(Stored data entries)

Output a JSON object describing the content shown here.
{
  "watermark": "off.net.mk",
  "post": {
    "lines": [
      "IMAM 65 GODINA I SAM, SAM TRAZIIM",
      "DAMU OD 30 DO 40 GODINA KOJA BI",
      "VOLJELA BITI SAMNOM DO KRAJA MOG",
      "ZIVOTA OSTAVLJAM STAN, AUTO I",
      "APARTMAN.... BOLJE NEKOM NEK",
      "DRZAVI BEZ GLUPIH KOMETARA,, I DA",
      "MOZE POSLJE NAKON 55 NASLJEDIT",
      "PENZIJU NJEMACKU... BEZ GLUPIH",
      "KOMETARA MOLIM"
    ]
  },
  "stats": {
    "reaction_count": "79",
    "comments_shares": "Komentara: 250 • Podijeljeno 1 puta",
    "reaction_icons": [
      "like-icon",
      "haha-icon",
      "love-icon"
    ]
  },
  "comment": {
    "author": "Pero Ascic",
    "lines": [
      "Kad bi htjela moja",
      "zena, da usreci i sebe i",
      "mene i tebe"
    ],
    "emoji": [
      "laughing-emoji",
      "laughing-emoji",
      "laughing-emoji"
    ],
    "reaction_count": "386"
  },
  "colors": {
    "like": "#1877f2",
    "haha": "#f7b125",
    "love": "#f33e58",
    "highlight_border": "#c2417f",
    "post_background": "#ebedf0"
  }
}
--
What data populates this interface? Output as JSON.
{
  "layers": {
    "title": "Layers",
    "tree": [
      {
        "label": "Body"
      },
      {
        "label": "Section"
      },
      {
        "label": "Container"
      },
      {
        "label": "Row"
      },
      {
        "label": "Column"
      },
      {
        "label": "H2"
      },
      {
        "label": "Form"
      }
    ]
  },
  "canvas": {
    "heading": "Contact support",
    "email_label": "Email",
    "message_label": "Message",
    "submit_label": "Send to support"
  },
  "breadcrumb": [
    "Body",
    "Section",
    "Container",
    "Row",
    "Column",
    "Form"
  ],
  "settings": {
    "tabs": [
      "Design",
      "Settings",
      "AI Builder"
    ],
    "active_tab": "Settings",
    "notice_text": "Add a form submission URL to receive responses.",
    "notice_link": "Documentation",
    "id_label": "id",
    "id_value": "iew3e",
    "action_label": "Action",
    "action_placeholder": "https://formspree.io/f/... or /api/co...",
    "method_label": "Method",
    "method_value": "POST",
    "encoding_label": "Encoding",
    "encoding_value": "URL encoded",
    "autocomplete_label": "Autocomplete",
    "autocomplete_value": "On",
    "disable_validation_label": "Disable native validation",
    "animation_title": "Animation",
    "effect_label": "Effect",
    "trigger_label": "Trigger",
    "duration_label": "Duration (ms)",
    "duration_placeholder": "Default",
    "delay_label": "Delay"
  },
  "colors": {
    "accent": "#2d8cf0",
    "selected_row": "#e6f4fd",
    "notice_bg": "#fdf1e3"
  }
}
---
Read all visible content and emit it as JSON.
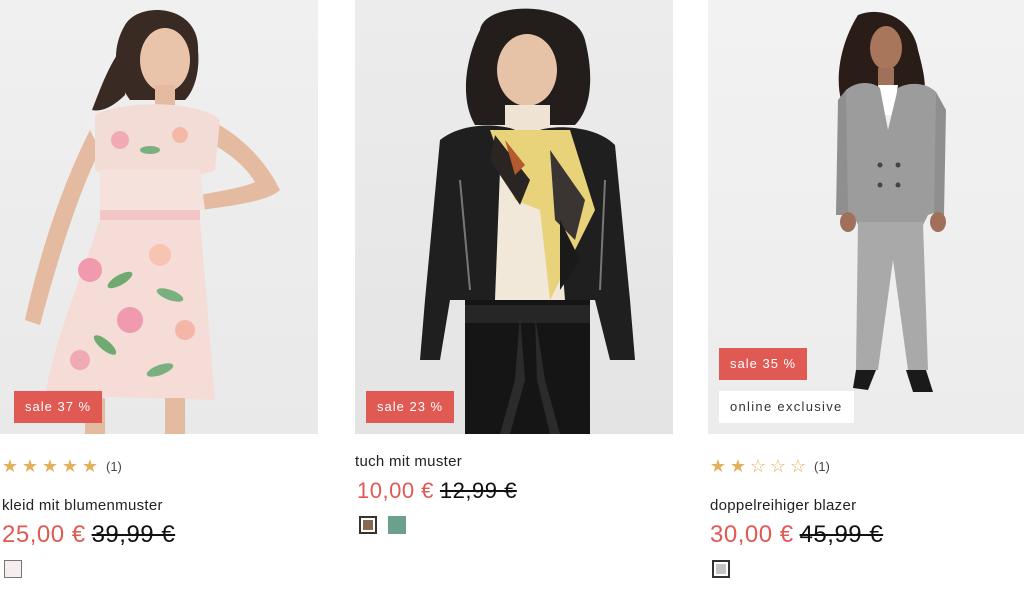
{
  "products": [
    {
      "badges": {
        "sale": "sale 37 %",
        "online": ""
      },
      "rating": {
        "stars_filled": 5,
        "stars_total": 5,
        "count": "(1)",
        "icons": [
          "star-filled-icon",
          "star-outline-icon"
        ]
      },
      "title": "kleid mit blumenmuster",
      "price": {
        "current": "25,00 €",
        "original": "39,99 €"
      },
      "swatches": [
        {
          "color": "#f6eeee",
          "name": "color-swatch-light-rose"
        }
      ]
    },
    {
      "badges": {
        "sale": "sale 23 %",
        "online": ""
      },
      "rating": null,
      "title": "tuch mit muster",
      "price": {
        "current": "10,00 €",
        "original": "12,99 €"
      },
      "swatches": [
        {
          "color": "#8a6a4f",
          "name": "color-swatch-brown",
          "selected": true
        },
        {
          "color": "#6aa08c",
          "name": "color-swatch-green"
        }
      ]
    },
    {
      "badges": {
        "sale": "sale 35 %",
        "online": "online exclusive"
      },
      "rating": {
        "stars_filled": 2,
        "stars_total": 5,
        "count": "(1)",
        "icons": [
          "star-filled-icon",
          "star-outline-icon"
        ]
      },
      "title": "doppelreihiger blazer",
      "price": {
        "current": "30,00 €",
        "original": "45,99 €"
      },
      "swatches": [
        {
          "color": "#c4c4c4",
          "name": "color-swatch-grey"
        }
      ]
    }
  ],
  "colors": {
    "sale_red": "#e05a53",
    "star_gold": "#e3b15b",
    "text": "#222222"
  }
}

**OBJECTIVE**
Note each line of the entries that has "emoji" in it, and copy those lines.

**IN RESPONSE**
    "emoji": [
      "laughing-emoji",
      "laughing-emoji",
      "laughing-emoji"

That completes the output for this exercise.